* **Records**
↓↓↓
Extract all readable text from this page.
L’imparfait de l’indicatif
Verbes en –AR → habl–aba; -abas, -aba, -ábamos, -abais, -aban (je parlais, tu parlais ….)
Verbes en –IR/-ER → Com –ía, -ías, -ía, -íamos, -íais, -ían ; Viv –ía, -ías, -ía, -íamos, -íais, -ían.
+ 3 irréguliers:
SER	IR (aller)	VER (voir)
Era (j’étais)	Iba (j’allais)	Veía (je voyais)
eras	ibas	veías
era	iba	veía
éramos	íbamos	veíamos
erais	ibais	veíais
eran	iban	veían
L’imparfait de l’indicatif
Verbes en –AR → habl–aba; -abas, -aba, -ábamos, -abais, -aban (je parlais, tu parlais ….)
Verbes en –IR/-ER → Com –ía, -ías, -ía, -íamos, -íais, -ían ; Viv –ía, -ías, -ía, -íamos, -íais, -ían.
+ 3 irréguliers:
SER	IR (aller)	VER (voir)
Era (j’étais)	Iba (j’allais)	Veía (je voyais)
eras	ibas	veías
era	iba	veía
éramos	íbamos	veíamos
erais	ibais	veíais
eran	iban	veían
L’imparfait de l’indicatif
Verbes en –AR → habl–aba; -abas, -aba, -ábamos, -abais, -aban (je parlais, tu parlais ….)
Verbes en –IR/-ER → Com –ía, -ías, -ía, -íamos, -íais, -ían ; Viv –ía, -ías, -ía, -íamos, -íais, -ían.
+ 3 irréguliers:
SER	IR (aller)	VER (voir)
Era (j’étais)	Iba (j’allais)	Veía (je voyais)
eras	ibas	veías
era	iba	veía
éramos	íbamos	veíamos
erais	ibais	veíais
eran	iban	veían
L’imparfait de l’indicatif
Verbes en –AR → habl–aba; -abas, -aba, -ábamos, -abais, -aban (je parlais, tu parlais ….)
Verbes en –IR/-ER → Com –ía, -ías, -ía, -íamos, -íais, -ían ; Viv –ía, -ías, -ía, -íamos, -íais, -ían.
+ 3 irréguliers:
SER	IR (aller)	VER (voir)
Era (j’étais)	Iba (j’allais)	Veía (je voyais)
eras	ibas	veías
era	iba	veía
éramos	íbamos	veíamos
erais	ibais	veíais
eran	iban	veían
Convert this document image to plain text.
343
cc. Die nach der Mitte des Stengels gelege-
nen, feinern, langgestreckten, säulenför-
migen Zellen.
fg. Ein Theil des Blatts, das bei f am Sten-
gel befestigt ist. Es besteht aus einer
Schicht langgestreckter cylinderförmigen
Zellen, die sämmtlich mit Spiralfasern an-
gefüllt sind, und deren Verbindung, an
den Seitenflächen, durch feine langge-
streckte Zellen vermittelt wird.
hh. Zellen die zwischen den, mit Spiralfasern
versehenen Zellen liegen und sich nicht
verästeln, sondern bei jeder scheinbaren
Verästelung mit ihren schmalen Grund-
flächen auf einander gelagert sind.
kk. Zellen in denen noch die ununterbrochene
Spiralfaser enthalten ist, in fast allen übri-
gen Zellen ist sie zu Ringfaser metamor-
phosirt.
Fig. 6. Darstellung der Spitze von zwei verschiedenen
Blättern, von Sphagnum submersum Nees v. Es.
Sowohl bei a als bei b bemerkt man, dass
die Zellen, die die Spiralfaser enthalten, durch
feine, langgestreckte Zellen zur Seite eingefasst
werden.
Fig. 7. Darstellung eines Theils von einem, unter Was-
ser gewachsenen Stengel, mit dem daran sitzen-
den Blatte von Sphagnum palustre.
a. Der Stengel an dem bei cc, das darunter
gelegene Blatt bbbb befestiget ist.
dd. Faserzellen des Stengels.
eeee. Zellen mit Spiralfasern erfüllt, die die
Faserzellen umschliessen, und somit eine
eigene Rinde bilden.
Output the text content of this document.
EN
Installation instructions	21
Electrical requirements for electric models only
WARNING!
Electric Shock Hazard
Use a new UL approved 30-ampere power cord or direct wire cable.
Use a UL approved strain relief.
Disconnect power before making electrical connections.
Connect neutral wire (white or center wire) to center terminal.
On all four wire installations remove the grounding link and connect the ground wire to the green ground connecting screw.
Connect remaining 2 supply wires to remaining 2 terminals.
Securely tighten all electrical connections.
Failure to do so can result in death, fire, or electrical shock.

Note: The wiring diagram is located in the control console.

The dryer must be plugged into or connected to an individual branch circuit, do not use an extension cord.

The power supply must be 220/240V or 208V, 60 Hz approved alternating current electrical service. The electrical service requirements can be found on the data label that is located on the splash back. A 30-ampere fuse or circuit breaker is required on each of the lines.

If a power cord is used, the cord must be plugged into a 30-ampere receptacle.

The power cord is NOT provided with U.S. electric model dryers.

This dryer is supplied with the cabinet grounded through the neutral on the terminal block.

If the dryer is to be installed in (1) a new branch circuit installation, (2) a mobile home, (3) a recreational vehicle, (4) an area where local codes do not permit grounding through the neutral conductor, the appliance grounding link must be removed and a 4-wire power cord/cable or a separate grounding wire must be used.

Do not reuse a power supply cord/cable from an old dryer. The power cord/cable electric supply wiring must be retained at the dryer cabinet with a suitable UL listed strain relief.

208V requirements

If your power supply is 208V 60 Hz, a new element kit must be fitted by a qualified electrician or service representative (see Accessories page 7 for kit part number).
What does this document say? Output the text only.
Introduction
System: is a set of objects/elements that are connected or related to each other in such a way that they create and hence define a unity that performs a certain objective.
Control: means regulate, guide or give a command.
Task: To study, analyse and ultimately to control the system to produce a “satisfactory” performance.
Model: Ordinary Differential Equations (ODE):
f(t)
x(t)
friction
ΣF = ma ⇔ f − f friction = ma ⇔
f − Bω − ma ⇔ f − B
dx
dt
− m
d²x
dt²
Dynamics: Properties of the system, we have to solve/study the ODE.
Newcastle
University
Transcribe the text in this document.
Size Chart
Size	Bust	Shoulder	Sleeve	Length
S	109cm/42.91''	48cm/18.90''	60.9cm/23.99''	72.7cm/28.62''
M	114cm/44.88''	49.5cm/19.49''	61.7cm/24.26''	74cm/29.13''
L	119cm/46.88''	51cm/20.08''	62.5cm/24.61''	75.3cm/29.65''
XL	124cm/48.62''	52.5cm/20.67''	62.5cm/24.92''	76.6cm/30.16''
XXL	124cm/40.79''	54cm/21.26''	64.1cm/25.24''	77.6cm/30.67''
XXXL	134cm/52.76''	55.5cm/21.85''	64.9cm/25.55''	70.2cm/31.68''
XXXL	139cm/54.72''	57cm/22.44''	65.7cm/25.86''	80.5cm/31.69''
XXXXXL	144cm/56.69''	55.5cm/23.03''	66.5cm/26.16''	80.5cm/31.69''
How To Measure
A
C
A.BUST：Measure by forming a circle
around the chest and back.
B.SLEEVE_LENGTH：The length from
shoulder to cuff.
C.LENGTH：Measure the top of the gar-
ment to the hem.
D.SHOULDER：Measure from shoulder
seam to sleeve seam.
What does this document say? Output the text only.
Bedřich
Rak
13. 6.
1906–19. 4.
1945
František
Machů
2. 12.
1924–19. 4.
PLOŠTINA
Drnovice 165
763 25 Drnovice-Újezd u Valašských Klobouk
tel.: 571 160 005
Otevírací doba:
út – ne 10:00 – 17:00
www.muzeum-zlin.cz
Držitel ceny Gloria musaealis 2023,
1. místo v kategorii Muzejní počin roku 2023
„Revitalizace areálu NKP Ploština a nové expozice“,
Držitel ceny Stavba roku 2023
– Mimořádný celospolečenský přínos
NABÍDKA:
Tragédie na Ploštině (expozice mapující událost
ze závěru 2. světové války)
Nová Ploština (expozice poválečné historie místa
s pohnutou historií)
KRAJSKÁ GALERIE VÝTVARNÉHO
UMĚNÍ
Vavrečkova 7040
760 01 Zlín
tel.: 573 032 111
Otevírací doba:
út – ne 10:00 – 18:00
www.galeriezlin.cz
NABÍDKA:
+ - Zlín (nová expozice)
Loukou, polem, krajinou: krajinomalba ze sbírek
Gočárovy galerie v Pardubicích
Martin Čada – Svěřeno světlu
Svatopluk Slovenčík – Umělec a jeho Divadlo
↑↑↑
* **Exercise instructions**
How many of the lines above include the word "ceny"? Respond with the number alone.

* **The result**
2